## WHAT TO PRODUCE
Set each entry down verbatim, omitting images.

--- begin ---

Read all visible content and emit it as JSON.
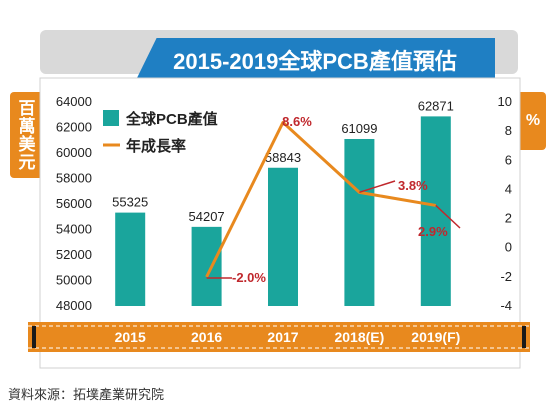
{
  "header": {
    "title": "2015-2019全球PCB產值預估"
  },
  "left_unit": "百萬美元",
  "right_unit": "%",
  "source": "資料來源：拓墣產業研究院",
  "colors": {
    "bar": "#1aa59c",
    "line": "#e8891e",
    "label_red": "#c0282d",
    "axis_band": "#e8891e",
    "title_bg": "#1f7fc3"
  },
  "chart_data": {
    "type": "bar",
    "categories": [
      "2015",
      "2016",
      "2017",
      "2018(E)",
      "2019(F)"
    ],
    "series": [
      {
        "name": "全球PCB產值",
        "type": "bar",
        "axis": "left",
        "values": [
          55325,
          54207,
          58843,
          61099,
          62871
        ]
      },
      {
        "name": "年成長率",
        "type": "line",
        "axis": "right",
        "values": [
          null,
          -2.0,
          8.6,
          3.8,
          2.9
        ]
      }
    ],
    "bar_labels": [
      "55325",
      "54207",
      "58843",
      "61099",
      "62871"
    ],
    "line_labels": [
      "",
      "-2.0%",
      "8.6%",
      "3.8%",
      "2.9%"
    ],
    "ylim_left": [
      48000,
      64000
    ],
    "yticks_left": [
      "64000",
      "62000",
      "60000",
      "58000",
      "56000",
      "54000",
      "52000",
      "50000",
      "48000"
    ],
    "ylim_right": [
      -4,
      10
    ],
    "yticks_right": [
      "10",
      "8",
      "6",
      "4",
      "2",
      "0",
      "-2",
      "-4"
    ],
    "legend_position": "top-left",
    "grid": false
  }
}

--- end ---

## TASK RESPONSE
Read all visible content and emit it as JSON.
{
  "header": {
    "title": "2015-2019全球PCB產值預估"
  },
  "left_unit": "百萬美元",
  "right_unit": "%",
  "source": "資料來源：拓墣產業研究院",
  "colors": {
    "bar": "#1aa59c",
    "line": "#e8891e",
    "label_red": "#c0282d",
    "axis_band": "#e8891e",
    "title_bg": "#1f7fc3"
  },
  "chart_data": {
    "type": "bar",
    "categories": [
      "2015",
      "2016",
      "2017",
      "2018(E)",
      "2019(F)"
    ],
    "series": [
      {
        "name": "全球PCB產值",
        "type": "bar",
        "axis": "left",
        "values": [
          55325,
          54207,
          58843,
          61099,
          62871
        ]
      },
      {
        "name": "年成長率",
        "type": "line",
        "axis": "right",
        "values": [
          null,
          -2.0,
          8.6,
          3.8,
          2.9
        ]
      }
    ],
    "bar_labels": [
      "55325",
      "54207",
      "58843",
      "61099",
      "62871"
    ],
    "line_labels": [
      "",
      "-2.0%",
      "8.6%",
      "3.8%",
      "2.9%"
    ],
    "ylim_left": [
      48000,
      64000
    ],
    "yticks_left": [
      "64000",
      "62000",
      "60000",
      "58000",
      "56000",
      "54000",
      "52000",
      "50000",
      "48000"
    ],
    "ylim_right": [
      -4,
      10
    ],
    "yticks_right": [
      "10",
      "8",
      "6",
      "4",
      "2",
      "0",
      "-2",
      "-4"
    ],
    "legend_position": "top-left",
    "grid": false
  }
}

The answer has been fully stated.